### [Exercise details]
From the records below, extract all the text exactly and leave the images behind.

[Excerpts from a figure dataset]
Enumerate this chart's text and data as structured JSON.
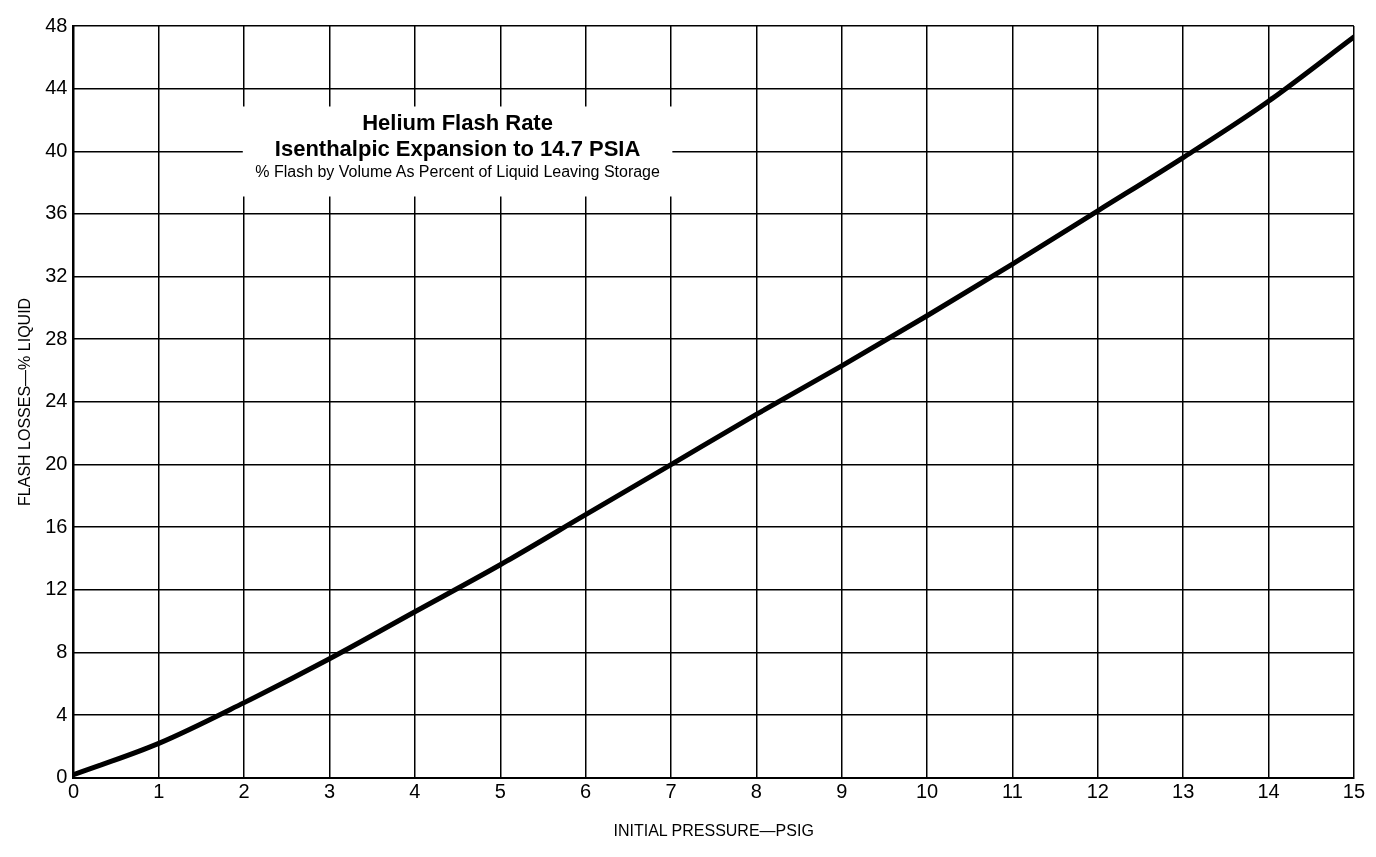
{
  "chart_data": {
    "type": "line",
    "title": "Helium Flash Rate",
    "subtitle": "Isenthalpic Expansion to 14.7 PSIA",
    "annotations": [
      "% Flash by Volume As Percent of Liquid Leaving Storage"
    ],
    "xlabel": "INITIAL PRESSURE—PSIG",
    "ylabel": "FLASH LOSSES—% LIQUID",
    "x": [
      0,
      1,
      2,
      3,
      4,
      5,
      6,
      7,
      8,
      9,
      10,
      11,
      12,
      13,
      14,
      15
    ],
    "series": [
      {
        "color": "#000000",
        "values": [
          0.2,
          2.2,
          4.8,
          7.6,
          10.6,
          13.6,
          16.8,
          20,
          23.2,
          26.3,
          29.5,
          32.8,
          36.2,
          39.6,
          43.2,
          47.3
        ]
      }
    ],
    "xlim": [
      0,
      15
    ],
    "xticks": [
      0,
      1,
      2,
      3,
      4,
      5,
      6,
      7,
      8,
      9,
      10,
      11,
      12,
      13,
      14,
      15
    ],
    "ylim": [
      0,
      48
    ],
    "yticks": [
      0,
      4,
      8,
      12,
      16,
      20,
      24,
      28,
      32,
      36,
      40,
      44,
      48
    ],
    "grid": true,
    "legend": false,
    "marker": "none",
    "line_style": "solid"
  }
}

### [Answer]
Enumerate this chart's text and data as structured JSON.
{
  "chart_data": {
    "type": "line",
    "title": "Helium Flash Rate",
    "subtitle": "Isenthalpic Expansion to 14.7 PSIA",
    "annotations": [
      "% Flash by Volume As Percent of Liquid Leaving Storage"
    ],
    "xlabel": "INITIAL PRESSURE—PSIG",
    "ylabel": "FLASH LOSSES—% LIQUID",
    "x": [
      0,
      1,
      2,
      3,
      4,
      5,
      6,
      7,
      8,
      9,
      10,
      11,
      12,
      13,
      14,
      15
    ],
    "series": [
      {
        "color": "#000000",
        "values": [
          0.2,
          2.2,
          4.8,
          7.6,
          10.6,
          13.6,
          16.8,
          20,
          23.2,
          26.3,
          29.5,
          32.8,
          36.2,
          39.6,
          43.2,
          47.3
        ]
      }
    ],
    "xlim": [
      0,
      15
    ],
    "xticks": [
      0,
      1,
      2,
      3,
      4,
      5,
      6,
      7,
      8,
      9,
      10,
      11,
      12,
      13,
      14,
      15
    ],
    "ylim": [
      0,
      48
    ],
    "yticks": [
      0,
      4,
      8,
      12,
      16,
      20,
      24,
      28,
      32,
      36,
      40,
      44,
      48
    ],
    "grid": true,
    "legend": false,
    "marker": "none",
    "line_style": "solid"
  }
}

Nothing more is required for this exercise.